## WHAT THE TASK ASKS
Each record below is to be copied word for word, with pictures removed.

Dataset records
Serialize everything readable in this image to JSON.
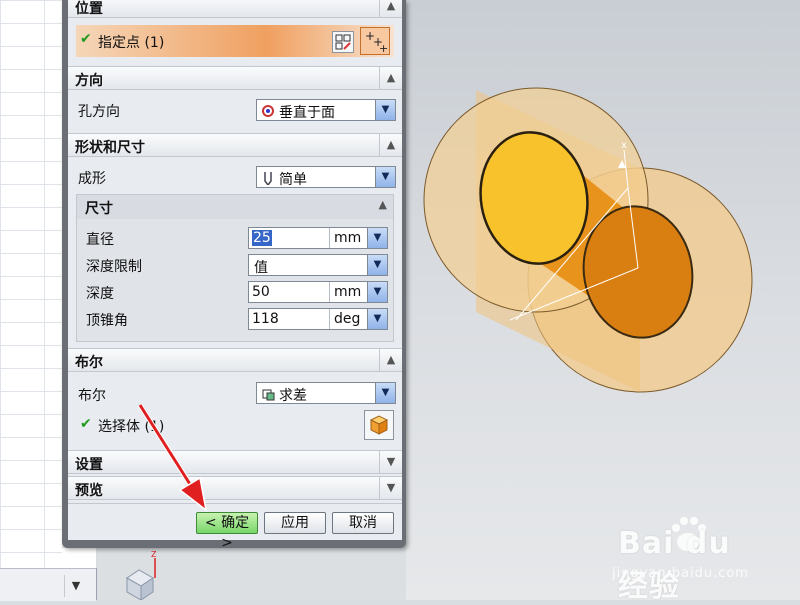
{
  "dialog": {
    "sections": {
      "position": {
        "title": "位置",
        "point_label": "指定点 (1)"
      },
      "direction": {
        "title": "方向",
        "hole_dir_label": "孔方向",
        "hole_dir_value": "垂直于面"
      },
      "shape": {
        "title": "形状和尺寸",
        "form_label": "成形",
        "form_value": "简单",
        "dims": {
          "title": "尺寸",
          "diameter": {
            "label": "直径",
            "value": "25",
            "unit": "mm"
          },
          "depth_limit": {
            "label": "深度限制",
            "value": "值"
          },
          "depth": {
            "label": "深度",
            "value": "50",
            "unit": "mm"
          },
          "tip_angle": {
            "label": "顶锥角",
            "value": "118",
            "unit": "deg"
          }
        }
      },
      "boolean": {
        "title": "布尔",
        "bool_label": "布尔",
        "bool_value": "求差",
        "select_body": "选择体 (1)"
      },
      "settings": {
        "title": "设置"
      },
      "preview": {
        "title": "预览"
      }
    },
    "buttons": {
      "ok": "< 确定 >",
      "apply": "应用",
      "cancel": "取消"
    }
  },
  "watermark": {
    "brand": "Bai du 经验",
    "sub": "jingyan.baidu.com"
  },
  "colors": {
    "accent_orange": "#f0a050",
    "cylinder": "#e8941c",
    "ok_green": "#78d66a",
    "arrow_red": "#e02020"
  }
}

## FINISHED ANSWER
Serialize everything readable in this image to JSON.
{
  "dialog": {
    "sections": {
      "position": {
        "title": "位置",
        "point_label": "指定点 (1)"
      },
      "direction": {
        "title": "方向",
        "hole_dir_label": "孔方向",
        "hole_dir_value": "垂直于面"
      },
      "shape": {
        "title": "形状和尺寸",
        "form_label": "成形",
        "form_value": "简单",
        "dims": {
          "title": "尺寸",
          "diameter": {
            "label": "直径",
            "value": "25",
            "unit": "mm"
          },
          "depth_limit": {
            "label": "深度限制",
            "value": "值"
          },
          "depth": {
            "label": "深度",
            "value": "50",
            "unit": "mm"
          },
          "tip_angle": {
            "label": "顶锥角",
            "value": "118",
            "unit": "deg"
          }
        }
      },
      "boolean": {
        "title": "布尔",
        "bool_label": "布尔",
        "bool_value": "求差",
        "select_body": "选择体 (1)"
      },
      "settings": {
        "title": "设置"
      },
      "preview": {
        "title": "预览"
      }
    },
    "buttons": {
      "ok": "< 确定 >",
      "apply": "应用",
      "cancel": "取消"
    }
  },
  "watermark": {
    "brand": "Bai du 经验",
    "sub": "jingyan.baidu.com"
  },
  "colors": {
    "accent_orange": "#f0a050",
    "cylinder": "#e8941c",
    "ok_green": "#78d66a",
    "arrow_red": "#e02020"
  }
}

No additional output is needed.